YOUR OBJECTIVE :: Copy all the entries word for word, but omit the pictures.

SUPPLIED RECORDS ::
>>>>

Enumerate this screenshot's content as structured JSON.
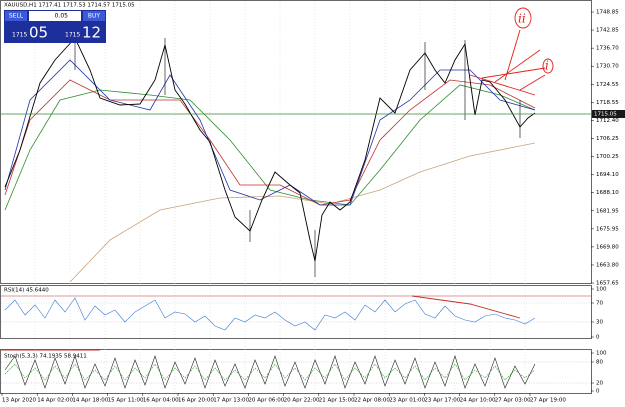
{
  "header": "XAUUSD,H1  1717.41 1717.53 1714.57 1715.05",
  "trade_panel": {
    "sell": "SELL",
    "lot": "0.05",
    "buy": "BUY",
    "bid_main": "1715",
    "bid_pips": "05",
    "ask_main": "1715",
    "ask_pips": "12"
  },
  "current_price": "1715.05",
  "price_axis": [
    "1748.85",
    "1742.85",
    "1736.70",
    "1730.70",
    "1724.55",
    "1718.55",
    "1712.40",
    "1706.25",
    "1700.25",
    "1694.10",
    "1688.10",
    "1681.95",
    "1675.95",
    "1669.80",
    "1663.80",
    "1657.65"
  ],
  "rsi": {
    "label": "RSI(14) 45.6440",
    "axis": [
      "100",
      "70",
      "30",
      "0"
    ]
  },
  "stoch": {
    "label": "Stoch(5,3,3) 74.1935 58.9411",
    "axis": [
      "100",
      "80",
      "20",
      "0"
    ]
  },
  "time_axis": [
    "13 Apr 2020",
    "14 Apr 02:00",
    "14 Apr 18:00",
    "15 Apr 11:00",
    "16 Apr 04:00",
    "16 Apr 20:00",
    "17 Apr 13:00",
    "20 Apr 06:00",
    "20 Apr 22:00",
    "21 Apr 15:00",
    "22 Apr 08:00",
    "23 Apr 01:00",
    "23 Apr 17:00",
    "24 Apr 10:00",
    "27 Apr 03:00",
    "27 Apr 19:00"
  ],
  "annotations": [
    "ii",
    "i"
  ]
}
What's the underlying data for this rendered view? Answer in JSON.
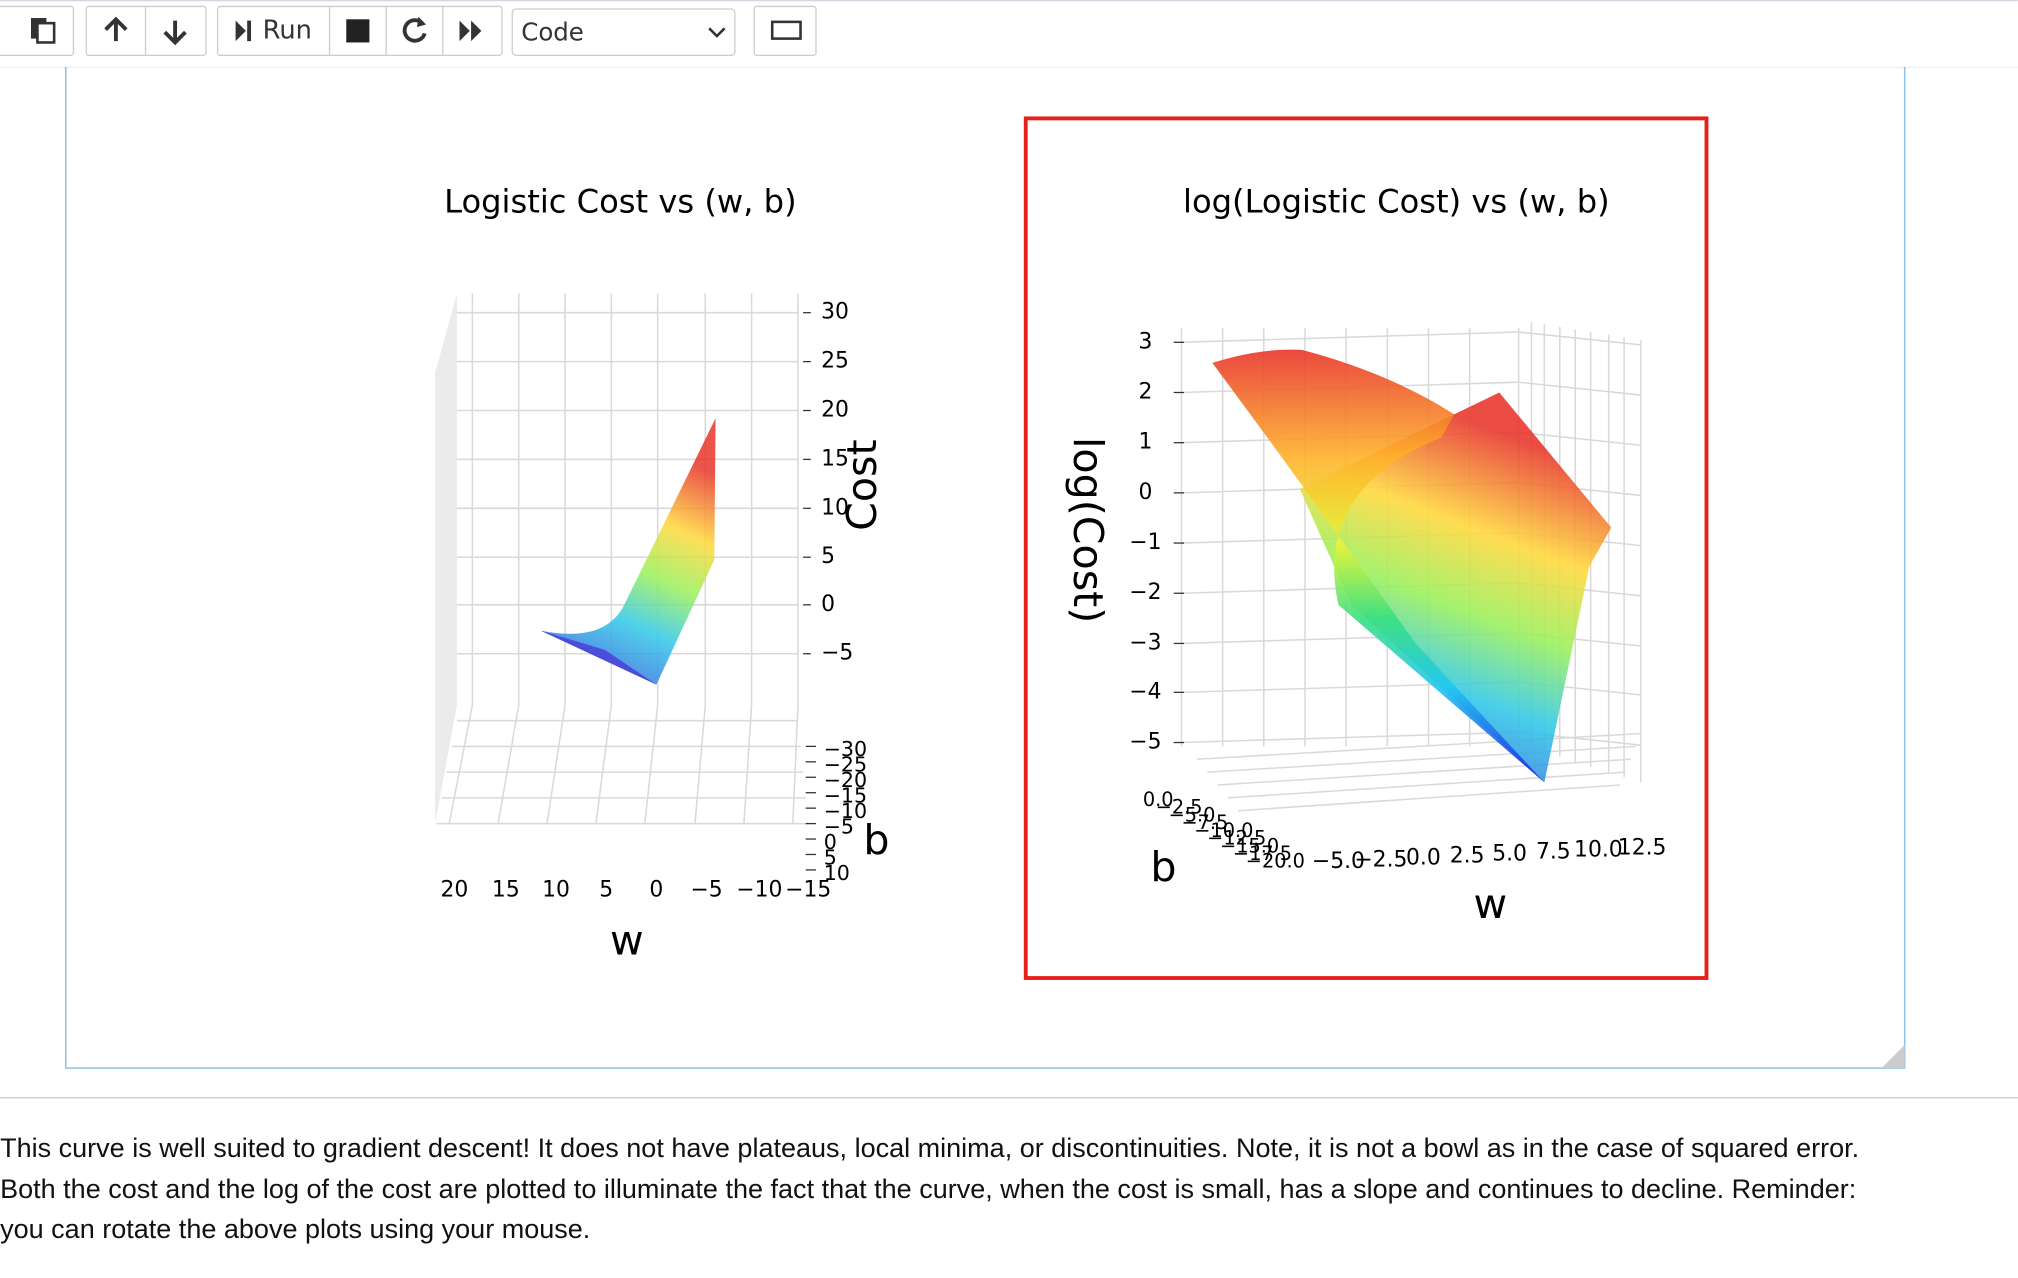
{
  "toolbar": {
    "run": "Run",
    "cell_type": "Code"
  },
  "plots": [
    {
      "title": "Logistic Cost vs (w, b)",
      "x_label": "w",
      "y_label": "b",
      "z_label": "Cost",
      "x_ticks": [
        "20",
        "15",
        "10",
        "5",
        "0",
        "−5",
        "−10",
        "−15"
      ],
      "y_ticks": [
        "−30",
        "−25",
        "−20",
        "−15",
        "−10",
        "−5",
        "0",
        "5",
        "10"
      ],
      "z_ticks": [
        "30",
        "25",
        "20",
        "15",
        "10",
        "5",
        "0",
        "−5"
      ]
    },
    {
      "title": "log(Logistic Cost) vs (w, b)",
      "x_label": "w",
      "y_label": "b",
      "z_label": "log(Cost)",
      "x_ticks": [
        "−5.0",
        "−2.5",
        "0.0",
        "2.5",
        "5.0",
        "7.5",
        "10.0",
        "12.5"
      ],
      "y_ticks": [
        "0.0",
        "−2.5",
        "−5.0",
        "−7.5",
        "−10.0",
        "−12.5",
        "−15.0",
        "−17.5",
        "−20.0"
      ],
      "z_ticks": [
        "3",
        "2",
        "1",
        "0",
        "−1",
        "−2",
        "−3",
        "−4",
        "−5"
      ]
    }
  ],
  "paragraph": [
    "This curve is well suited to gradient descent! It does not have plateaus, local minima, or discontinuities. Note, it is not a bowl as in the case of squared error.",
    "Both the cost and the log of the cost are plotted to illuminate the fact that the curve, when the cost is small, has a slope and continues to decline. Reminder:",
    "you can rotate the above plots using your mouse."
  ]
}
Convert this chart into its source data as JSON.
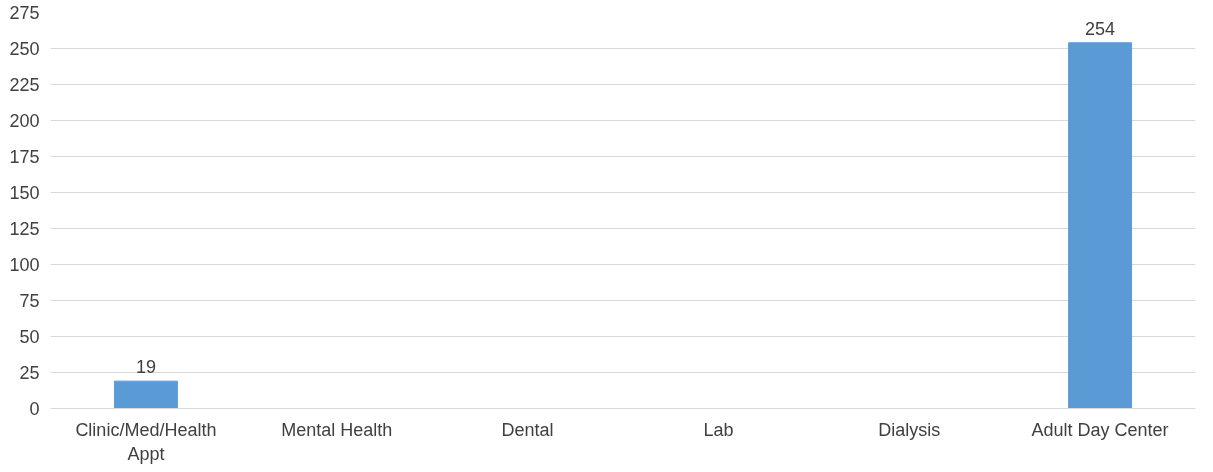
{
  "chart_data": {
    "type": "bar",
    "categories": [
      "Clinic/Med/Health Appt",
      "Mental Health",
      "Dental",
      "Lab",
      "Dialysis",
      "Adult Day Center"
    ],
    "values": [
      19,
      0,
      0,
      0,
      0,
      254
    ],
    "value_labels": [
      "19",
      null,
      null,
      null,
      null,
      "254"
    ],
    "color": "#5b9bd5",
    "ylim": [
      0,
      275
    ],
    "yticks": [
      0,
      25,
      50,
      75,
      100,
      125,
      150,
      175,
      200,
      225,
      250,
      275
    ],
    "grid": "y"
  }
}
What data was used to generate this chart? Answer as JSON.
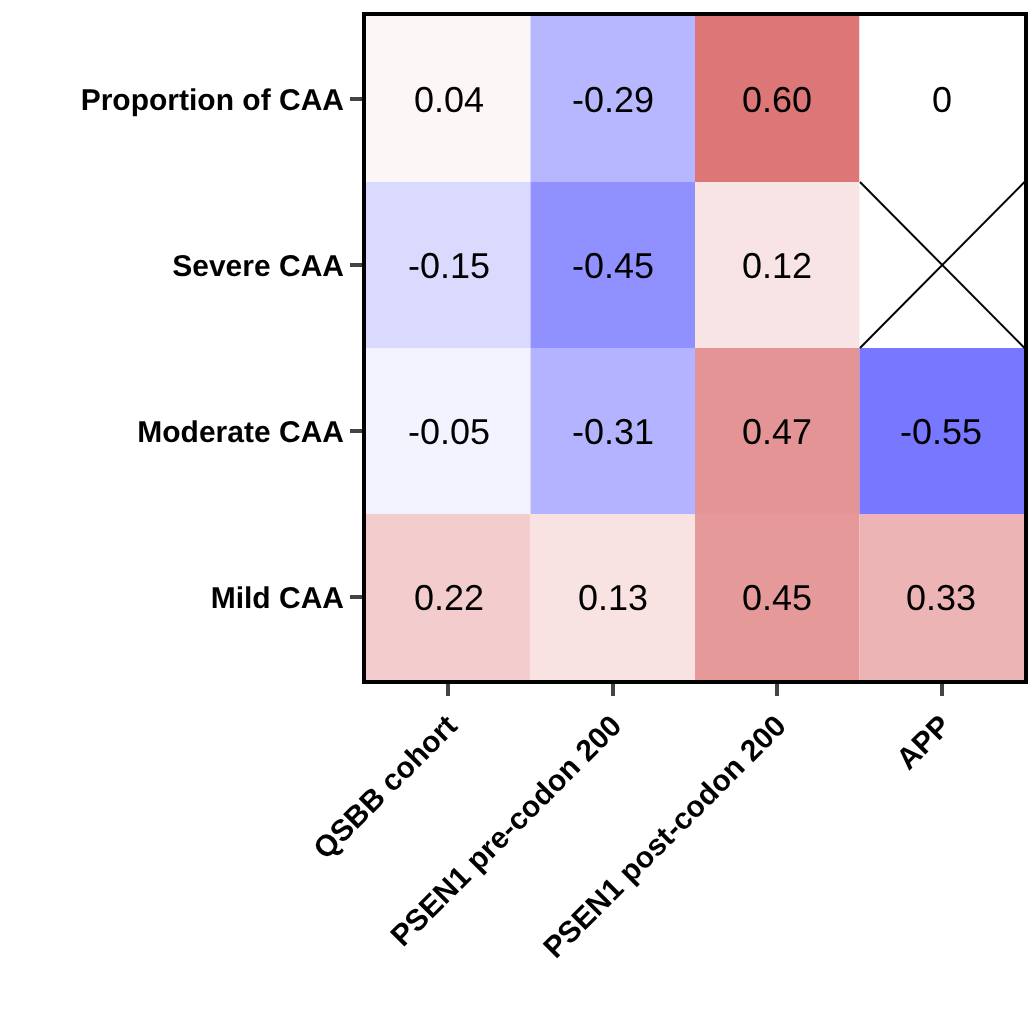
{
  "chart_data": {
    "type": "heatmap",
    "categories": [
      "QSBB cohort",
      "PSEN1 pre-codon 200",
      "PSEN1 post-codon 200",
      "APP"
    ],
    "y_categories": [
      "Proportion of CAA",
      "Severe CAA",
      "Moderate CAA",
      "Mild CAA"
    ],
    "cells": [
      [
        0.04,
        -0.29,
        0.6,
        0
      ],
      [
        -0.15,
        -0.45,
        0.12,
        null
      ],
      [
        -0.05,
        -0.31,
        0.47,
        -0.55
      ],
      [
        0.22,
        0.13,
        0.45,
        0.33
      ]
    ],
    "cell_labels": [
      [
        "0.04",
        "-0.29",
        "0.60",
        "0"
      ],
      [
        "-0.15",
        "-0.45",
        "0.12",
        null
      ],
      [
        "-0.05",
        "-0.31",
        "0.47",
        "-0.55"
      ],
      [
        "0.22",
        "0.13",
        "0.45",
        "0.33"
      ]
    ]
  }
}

<<<<

THE ANSWER ::
Enumerate this screenshot's content as structured JSON.
{
  "header": "XAUUSD,H1  1717.41 1717.53 1714.57 1715.05",
  "trade_panel": {
    "sell": "SELL",
    "lot": "0.05",
    "buy": "BUY",
    "bid_main": "1715",
    "bid_pips": "05",
    "ask_main": "1715",
    "ask_pips": "12"
  },
  "current_price": "1715.05",
  "price_axis": [
    "1748.85",
    "1742.85",
    "1736.70",
    "1730.70",
    "1724.55",
    "1718.55",
    "1712.40",
    "1706.25",
    "1700.25",
    "1694.10",
    "1688.10",
    "1681.95",
    "1675.95",
    "1669.80",
    "1663.80",
    "1657.65"
  ],
  "rsi": {
    "label": "RSI(14) 45.6440",
    "axis": [
      "100",
      "70",
      "30",
      "0"
    ]
  },
  "stoch": {
    "label": "Stoch(5,3,3) 74.1935 58.9411",
    "axis": [
      "100",
      "80",
      "20",
      "0"
    ]
  },
  "time_axis": [
    "13 Apr 2020",
    "14 Apr 02:00",
    "14 Apr 18:00",
    "15 Apr 11:00",
    "16 Apr 04:00",
    "16 Apr 20:00",
    "17 Apr 13:00",
    "20 Apr 06:00",
    "20 Apr 22:00",
    "21 Apr 15:00",
    "22 Apr 08:00",
    "23 Apr 01:00",
    "23 Apr 17:00",
    "24 Apr 10:00",
    "27 Apr 03:00",
    "27 Apr 19:00"
  ],
  "annotations": [
    "ii",
    "i"
  ]
}
What's the underlying data for this rendered view? Answer in JSON.
{
  "toolbar": {
    "run": "Run",
    "cell_type": "Code"
  },
  "plots": [
    {
      "title": "Logistic Cost vs (w, b)",
      "x_label": "w",
      "y_label": "b",
      "z_label": "Cost",
      "x_ticks": [
        "20",
        "15",
        "10",
        "5",
        "0",
        "−5",
        "−10",
        "−15"
      ],
      "y_ticks": [
        "−30",
        "−25",
        "−20",
        "−15",
        "−10",
        "−5",
        "0",
        "5",
        "10"
      ],
      "z_ticks": [
        "30",
        "25",
        "20",
        "15",
        "10",
        "5",
        "0",
        "−5"
      ]
    },
    {
      "title": "log(Logistic Cost) vs (w, b)",
      "x_label": "w",
      "y_label": "b",
      "z_label": "log(Cost)",
      "x_ticks": [
        "−5.0",
        "−2.5",
        "0.0",
        "2.5",
        "5.0",
        "7.5",
        "10.0",
        "12.5"
      ],
      "y_ticks": [
        "0.0",
        "−2.5",
        "−5.0",
        "−7.5",
        "−10.0",
        "−12.5",
        "−15.0",
        "−17.5",
        "−20.0"
      ],
      "z_ticks": [
        "3",
        "2",
        "1",
        "0",
        "−1",
        "−2",
        "−3",
        "−4",
        "−5"
      ]
    }
  ],
  "paragraph": [
    "This curve is well suited to gradient descent! It does not have plateaus, local minima, or discontinuities. Note, it is not a bowl as in the case of squared error.",
    "Both the cost and the log of the cost are plotted to illuminate the fact that the curve, when the cost is small, has a slope and continues to decline. Reminder:",
    "you can rotate the above plots using your mouse."
  ]
}
Convert this chart into its source data as JSON.
{
  "chart_data": {
    "type": "bar",
    "categories": [
      "Clinic/Med/Health Appt",
      "Mental Health",
      "Dental",
      "Lab",
      "Dialysis",
      "Adult Day Center"
    ],
    "values": [
      19,
      0,
      0,
      0,
      0,
      254
    ],
    "value_labels": [
      "19",
      null,
      null,
      null,
      null,
      "254"
    ],
    "color": "#5b9bd5",
    "ylim": [
      0,
      275
    ],
    "yticks": [
      0,
      25,
      50,
      75,
      100,
      125,
      150,
      175,
      200,
      225,
      250,
      275
    ],
    "grid": "y"
  }
}
What data was used to generate this chart? Answer as JSON.
{
  "chart_data": {
    "type": "heatmap",
    "categories": [
      "QSBB cohort",
      "PSEN1 pre-codon 200",
      "PSEN1 post-codon 200",
      "APP"
    ],
    "y_categories": [
      "Proportion of CAA",
      "Severe CAA",
      "Moderate CAA",
      "Mild CAA"
    ],
    "cells": [
      [
        0.04,
        -0.29,
        0.6,
        0
      ],
      [
        -0.15,
        -0.45,
        0.12,
        null
      ],
      [
        -0.05,
        -0.31,
        0.47,
        -0.55
      ],
      [
        0.22,
        0.13,
        0.45,
        0.33
      ]
    ],
    "cell_labels": [
      [
        "0.04",
        "-0.29",
        "0.60",
        "0"
      ],
      [
        "-0.15",
        "-0.45",
        "0.12",
        null
      ],
      [
        "-0.05",
        "-0.31",
        "0.47",
        "-0.55"
      ],
      [
        "0.22",
        "0.13",
        "0.45",
        "0.33"
      ]
    ]
  }
}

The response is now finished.